*DESCRIPTION OF THE TASK*: Copy the full set of lines exactly as given.

[Extracts from a graphics dataset]
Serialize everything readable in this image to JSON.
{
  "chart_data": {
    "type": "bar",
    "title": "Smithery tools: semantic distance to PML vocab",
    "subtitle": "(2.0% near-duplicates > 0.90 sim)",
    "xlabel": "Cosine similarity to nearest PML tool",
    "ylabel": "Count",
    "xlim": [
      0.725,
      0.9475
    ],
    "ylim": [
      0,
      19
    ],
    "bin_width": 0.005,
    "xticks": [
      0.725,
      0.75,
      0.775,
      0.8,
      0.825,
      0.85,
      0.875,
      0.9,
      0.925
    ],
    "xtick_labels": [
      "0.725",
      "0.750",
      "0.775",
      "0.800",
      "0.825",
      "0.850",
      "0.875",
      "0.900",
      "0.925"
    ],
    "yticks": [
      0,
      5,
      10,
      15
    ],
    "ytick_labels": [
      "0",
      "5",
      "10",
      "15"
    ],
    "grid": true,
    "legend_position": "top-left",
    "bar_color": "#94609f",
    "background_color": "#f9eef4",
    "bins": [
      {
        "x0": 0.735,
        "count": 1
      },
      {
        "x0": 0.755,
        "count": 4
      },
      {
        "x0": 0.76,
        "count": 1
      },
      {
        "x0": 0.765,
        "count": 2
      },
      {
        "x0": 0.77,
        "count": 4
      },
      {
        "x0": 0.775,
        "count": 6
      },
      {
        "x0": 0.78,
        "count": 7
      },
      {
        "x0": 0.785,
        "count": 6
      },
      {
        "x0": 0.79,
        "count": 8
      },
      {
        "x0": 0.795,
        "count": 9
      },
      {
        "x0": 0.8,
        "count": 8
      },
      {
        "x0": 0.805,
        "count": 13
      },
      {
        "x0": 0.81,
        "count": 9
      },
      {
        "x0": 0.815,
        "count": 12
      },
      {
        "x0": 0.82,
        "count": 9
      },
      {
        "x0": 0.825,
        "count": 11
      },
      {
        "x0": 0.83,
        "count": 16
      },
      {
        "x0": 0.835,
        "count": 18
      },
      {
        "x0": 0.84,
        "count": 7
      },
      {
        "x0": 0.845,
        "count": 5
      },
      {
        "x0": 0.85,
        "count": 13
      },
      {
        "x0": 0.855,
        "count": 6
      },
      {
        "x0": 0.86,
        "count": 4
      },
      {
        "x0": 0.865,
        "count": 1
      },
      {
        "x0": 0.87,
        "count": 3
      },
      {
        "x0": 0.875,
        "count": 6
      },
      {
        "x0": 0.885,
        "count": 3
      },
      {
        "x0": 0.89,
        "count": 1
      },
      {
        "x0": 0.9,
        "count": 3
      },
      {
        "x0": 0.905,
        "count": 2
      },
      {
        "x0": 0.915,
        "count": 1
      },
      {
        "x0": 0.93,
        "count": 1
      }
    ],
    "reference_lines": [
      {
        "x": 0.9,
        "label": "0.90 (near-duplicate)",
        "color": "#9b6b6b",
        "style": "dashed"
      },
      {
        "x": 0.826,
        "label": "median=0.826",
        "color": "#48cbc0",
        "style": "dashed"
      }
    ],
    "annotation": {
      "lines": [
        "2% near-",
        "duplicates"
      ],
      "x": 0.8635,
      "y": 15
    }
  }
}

*IN RESPONSE*:
Serialize everything readable in this image to JSON.
{
  "chart_data": {
    "type": "bar",
    "title": "Smithery tools: semantic distance to PML vocab",
    "subtitle": "(2.0% near-duplicates > 0.90 sim)",
    "xlabel": "Cosine similarity to nearest PML tool",
    "ylabel": "Count",
    "xlim": [
      0.725,
      0.9475
    ],
    "ylim": [
      0,
      19
    ],
    "bin_width": 0.005,
    "xticks": [
      0.725,
      0.75,
      0.775,
      0.8,
      0.825,
      0.85,
      0.875,
      0.9,
      0.925
    ],
    "xtick_labels": [
      "0.725",
      "0.750",
      "0.775",
      "0.800",
      "0.825",
      "0.850",
      "0.875",
      "0.900",
      "0.925"
    ],
    "yticks": [
      0,
      5,
      10,
      15
    ],
    "ytick_labels": [
      "0",
      "5",
      "10",
      "15"
    ],
    "grid": true,
    "legend_position": "top-left",
    "bar_color": "#94609f",
    "background_color": "#f9eef4",
    "bins": [
      {
        "x0": 0.735,
        "count": 1
      },
      {
        "x0": 0.755,
        "count": 4
      },
      {
        "x0": 0.76,
        "count": 1
      },
      {
        "x0": 0.765,
        "count": 2
      },
      {
        "x0": 0.77,
        "count": 4
      },
      {
        "x0": 0.775,
        "count": 6
      },
      {
        "x0": 0.78,
        "count": 7
      },
      {
        "x0": 0.785,
        "count": 6
      },
      {
        "x0": 0.79,
        "count": 8
      },
      {
        "x0": 0.795,
        "count": 9
      },
      {
        "x0": 0.8,
        "count": 8
      },
      {
        "x0": 0.805,
        "count": 13
      },
      {
        "x0": 0.81,
        "count": 9
      },
      {
        "x0": 0.815,
        "count": 12
      },
      {
        "x0": 0.82,
        "count": 9
      },
      {
        "x0": 0.825,
        "count": 11
      },
      {
        "x0": 0.83,
        "count": 16
      },
      {
        "x0": 0.835,
        "count": 18
      },
      {
        "x0": 0.84,
        "count": 7
      },
      {
        "x0": 0.845,
        "count": 5
      },
      {
        "x0": 0.85,
        "count": 13
      },
      {
        "x0": 0.855,
        "count": 6
      },
      {
        "x0": 0.86,
        "count": 4
      },
      {
        "x0": 0.865,
        "count": 1
      },
      {
        "x0": 0.87,
        "count": 3
      },
      {
        "x0": 0.875,
        "count": 6
      },
      {
        "x0": 0.885,
        "count": 3
      },
      {
        "x0": 0.89,
        "count": 1
      },
      {
        "x0": 0.9,
        "count": 3
      },
      {
        "x0": 0.905,
        "count": 2
      },
      {
        "x0": 0.915,
        "count": 1
      },
      {
        "x0": 0.93,
        "count": 1
      }
    ],
    "reference_lines": [
      {
        "x": 0.9,
        "label": "0.90 (near-duplicate)",
        "color": "#9b6b6b",
        "style": "dashed"
      },
      {
        "x": 0.826,
        "label": "median=0.826",
        "color": "#48cbc0",
        "style": "dashed"
      }
    ],
    "annotation": {
      "lines": [
        "2% near-",
        "duplicates"
      ],
      "x": 0.8635,
      "y": 15
    }
  }
}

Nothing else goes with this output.